* AVAILABLE RECORDS
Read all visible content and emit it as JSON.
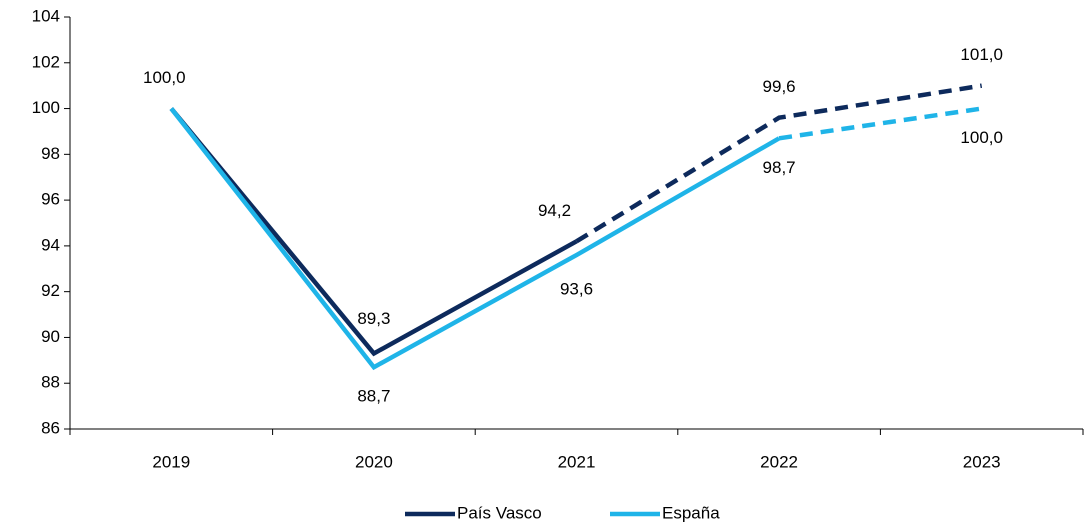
{
  "chart_data": {
    "type": "line",
    "categories": [
      "2019",
      "2020",
      "2021",
      "2022",
      "2023"
    ],
    "series": [
      {
        "name": "País Vasco",
        "color": "#0d2a5c",
        "values": [
          100.0,
          89.3,
          94.2,
          99.6,
          101.0
        ],
        "value_labels": [
          "100,0",
          "89,3",
          "94,2",
          "99,6",
          "101,0"
        ],
        "dashed_from": "2021",
        "label_position": "above"
      },
      {
        "name": "España",
        "color": "#1fb4e8",
        "values": [
          100.0,
          88.7,
          93.6,
          98.7,
          100.0
        ],
        "value_labels": [
          null,
          "88,7",
          "93,6",
          "98,7",
          "100,0"
        ],
        "dashed_from": "2022",
        "label_position": "below"
      }
    ],
    "ylim": [
      86,
      104
    ],
    "yticks": [
      86,
      88,
      90,
      92,
      94,
      96,
      98,
      100,
      102,
      104
    ],
    "grid": false,
    "legend": "bottom"
  }
}
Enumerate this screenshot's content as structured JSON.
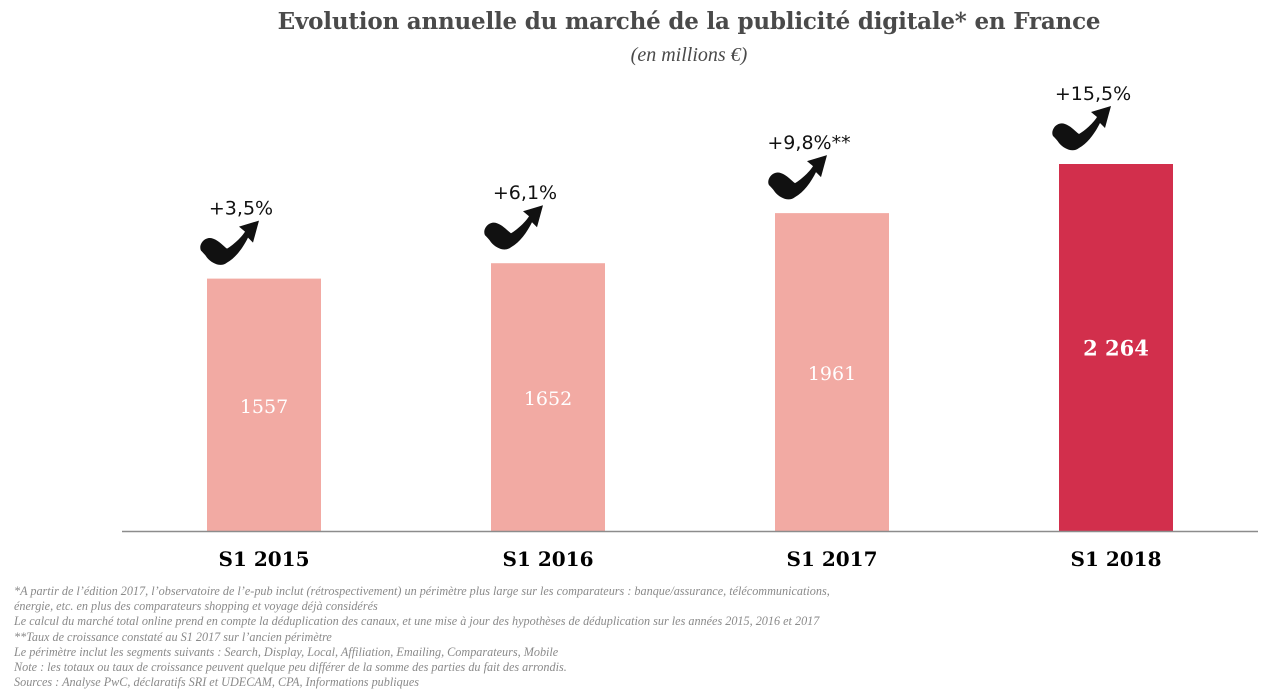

* THE TASK
From the data above, copy each line where the string "JSON" appears.

* ANSWER TO THE PROBLEM
Read all visible content and emit it as JSON.
Enumerate this screenshot's content as structured JSON.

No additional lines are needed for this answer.